Restate the material word for word and leave out anything that is a picture.

◇ ◇ ◇ ◇ ◇

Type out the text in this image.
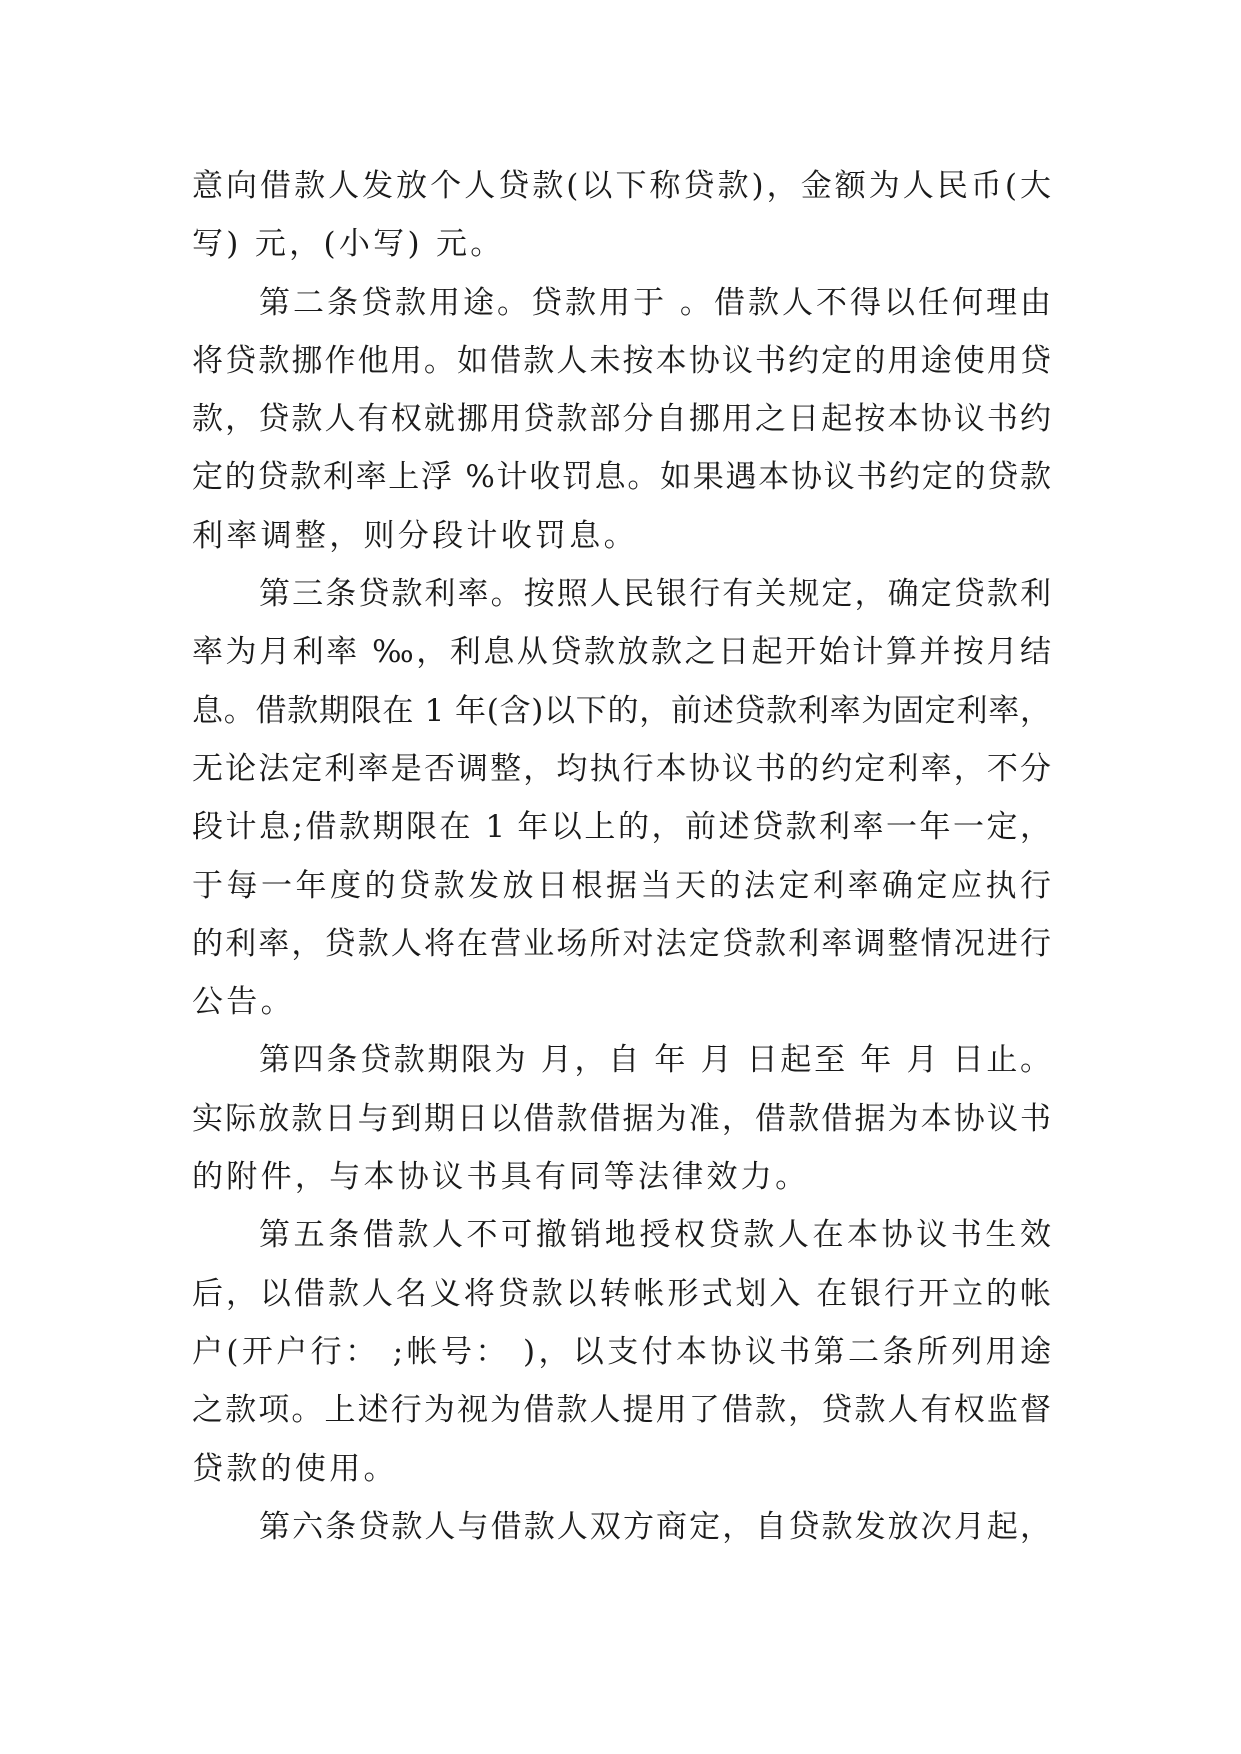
意向借款人发放个人贷款(以下称贷款)，金额为人民币(大
写) 元，(小写) 元。
第二条贷款用途。贷款用于 。借款人不得以任何理由
将贷款挪作他用。如借款人未按本协议书约定的用途使用贷
款，贷款人有权就挪用贷款部分自挪用之日起按本协议书约
定的贷款利率上浮 %计收罚息。如果遇本协议书约定的贷款
利率调整，则分段计收罚息。
第三条贷款利率。按照人民银行有关规定，确定贷款利
率为月利率 ‰，利息从贷款放款之日起开始计算并按月结
息。借款期限在 1 年(含)以下的，前述贷款利率为固定利率，
无论法定利率是否调整，均执行本协议书的约定利率，不分
段计息;借款期限在 1 年以上的，前述贷款利率一年一定，
于每一年度的贷款发放日根据当天的法定利率确定应执行
的利率，贷款人将在营业场所对法定贷款利率调整情况进行
公告。
第四条贷款期限为 月，自 年 月 日起至 年 月 日止。
实际放款日与到期日以借款借据为准，借款借据为本协议书
的附件，与本协议书具有同等法律效力。
第五条借款人不可撤销地授权贷款人在本协议书生效
后，以借款人名义将贷款以转帐形式划入 在银行开立的帐
户(开户行： ;帐号： )，以支付本协议书第二条所列用途
之款项。上述行为视为借款人提用了借款，贷款人有权监督
贷款的使用。
第六条贷款人与借款人双方商定，自贷款发放次月起，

◇ ◇ ◇ ◇ ◇

Result below -
Type out the text in this image.
意向借款人发放个人贷款(以下称贷款)，金额为人民币(大
写) 元，(小写) 元。
第二条贷款用途。贷款用于 。借款人不得以任何理由
将贷款挪作他用。如借款人未按本协议书约定的用途使用贷
款，贷款人有权就挪用贷款部分自挪用之日起按本协议书约
定的贷款利率上浮 %计收罚息。如果遇本协议书约定的贷款
利率调整，则分段计收罚息。
第三条贷款利率。按照人民银行有关规定，确定贷款利
率为月利率 ‰，利息从贷款放款之日起开始计算并按月结
息。借款期限在 1 年(含)以下的，前述贷款利率为固定利率，
无论法定利率是否调整，均执行本协议书的约定利率，不分
段计息;借款期限在 1 年以上的，前述贷款利率一年一定，
于每一年度的贷款发放日根据当天的法定利率确定应执行
的利率，贷款人将在营业场所对法定贷款利率调整情况进行
公告。
第四条贷款期限为 月，自 年 月 日起至 年 月 日止。
实际放款日与到期日以借款借据为准，借款借据为本协议书
的附件，与本协议书具有同等法律效力。
第五条借款人不可撤销地授权贷款人在本协议书生效
后，以借款人名义将贷款以转帐形式划入 在银行开立的帐
户(开户行： ;帐号： )，以支付本协议书第二条所列用途
之款项。上述行为视为借款人提用了借款，贷款人有权监督
贷款的使用。
第六条贷款人与借款人双方商定，自贷款发放次月起，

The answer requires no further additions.